(Saved entries)
________________

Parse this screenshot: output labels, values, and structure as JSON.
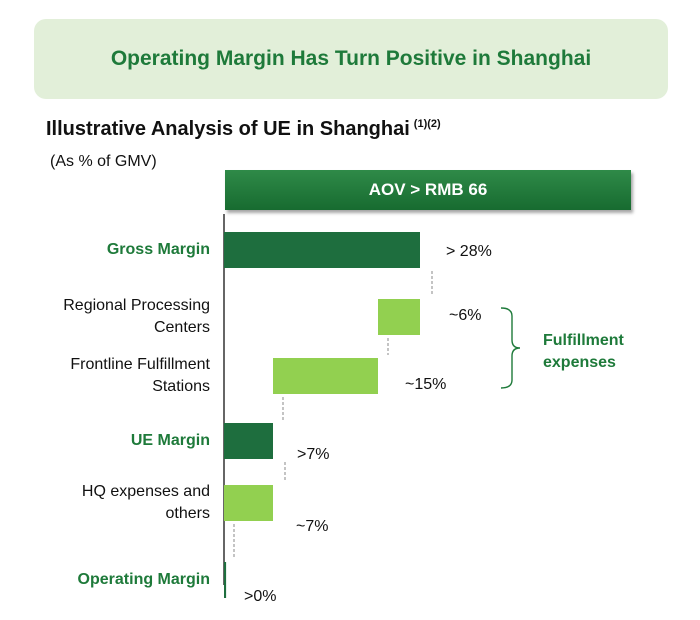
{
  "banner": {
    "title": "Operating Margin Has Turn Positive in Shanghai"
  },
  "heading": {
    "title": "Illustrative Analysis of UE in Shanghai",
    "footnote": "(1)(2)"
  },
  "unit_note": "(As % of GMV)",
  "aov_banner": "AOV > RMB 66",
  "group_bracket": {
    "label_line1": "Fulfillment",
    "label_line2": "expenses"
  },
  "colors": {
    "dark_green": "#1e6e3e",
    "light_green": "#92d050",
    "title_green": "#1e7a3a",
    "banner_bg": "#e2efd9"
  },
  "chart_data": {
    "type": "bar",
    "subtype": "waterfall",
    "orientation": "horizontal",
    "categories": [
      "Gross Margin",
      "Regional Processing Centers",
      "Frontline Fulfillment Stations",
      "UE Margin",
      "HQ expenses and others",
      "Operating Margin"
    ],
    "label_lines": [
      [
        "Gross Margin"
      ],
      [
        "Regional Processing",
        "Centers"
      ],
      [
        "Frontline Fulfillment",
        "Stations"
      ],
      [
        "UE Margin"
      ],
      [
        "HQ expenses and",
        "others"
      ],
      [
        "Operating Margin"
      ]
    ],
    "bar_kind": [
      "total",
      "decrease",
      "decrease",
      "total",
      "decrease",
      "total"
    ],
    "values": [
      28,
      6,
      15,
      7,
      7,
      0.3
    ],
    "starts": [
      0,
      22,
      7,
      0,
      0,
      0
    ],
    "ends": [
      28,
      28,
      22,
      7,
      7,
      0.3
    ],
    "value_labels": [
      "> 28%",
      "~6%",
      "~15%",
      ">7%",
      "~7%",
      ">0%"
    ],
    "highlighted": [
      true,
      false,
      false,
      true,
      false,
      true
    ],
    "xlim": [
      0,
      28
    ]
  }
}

________________

* [TASK DESCRIPTION] Strip out the images, then output the records above word for word.

* [TASK RESULT]
Parse this screenshot: output labels, values, and structure as JSON.
{
  "banner": {
    "title": "Operating Margin Has Turn Positive in Shanghai"
  },
  "heading": {
    "title": "Illustrative Analysis of UE in Shanghai",
    "footnote": "(1)(2)"
  },
  "unit_note": "(As % of GMV)",
  "aov_banner": "AOV > RMB 66",
  "group_bracket": {
    "label_line1": "Fulfillment",
    "label_line2": "expenses"
  },
  "colors": {
    "dark_green": "#1e6e3e",
    "light_green": "#92d050",
    "title_green": "#1e7a3a",
    "banner_bg": "#e2efd9"
  },
  "chart_data": {
    "type": "bar",
    "subtype": "waterfall",
    "orientation": "horizontal",
    "categories": [
      "Gross Margin",
      "Regional Processing Centers",
      "Frontline Fulfillment Stations",
      "UE Margin",
      "HQ expenses and others",
      "Operating Margin"
    ],
    "label_lines": [
      [
        "Gross Margin"
      ],
      [
        "Regional Processing",
        "Centers"
      ],
      [
        "Frontline Fulfillment",
        "Stations"
      ],
      [
        "UE Margin"
      ],
      [
        "HQ expenses and",
        "others"
      ],
      [
        "Operating Margin"
      ]
    ],
    "bar_kind": [
      "total",
      "decrease",
      "decrease",
      "total",
      "decrease",
      "total"
    ],
    "values": [
      28,
      6,
      15,
      7,
      7,
      0.3
    ],
    "starts": [
      0,
      22,
      7,
      0,
      0,
      0
    ],
    "ends": [
      28,
      28,
      22,
      7,
      7,
      0.3
    ],
    "value_labels": [
      "> 28%",
      "~6%",
      "~15%",
      ">7%",
      "~7%",
      ">0%"
    ],
    "highlighted": [
      true,
      false,
      false,
      true,
      false,
      true
    ],
    "xlim": [
      0,
      28
    ]
  }
}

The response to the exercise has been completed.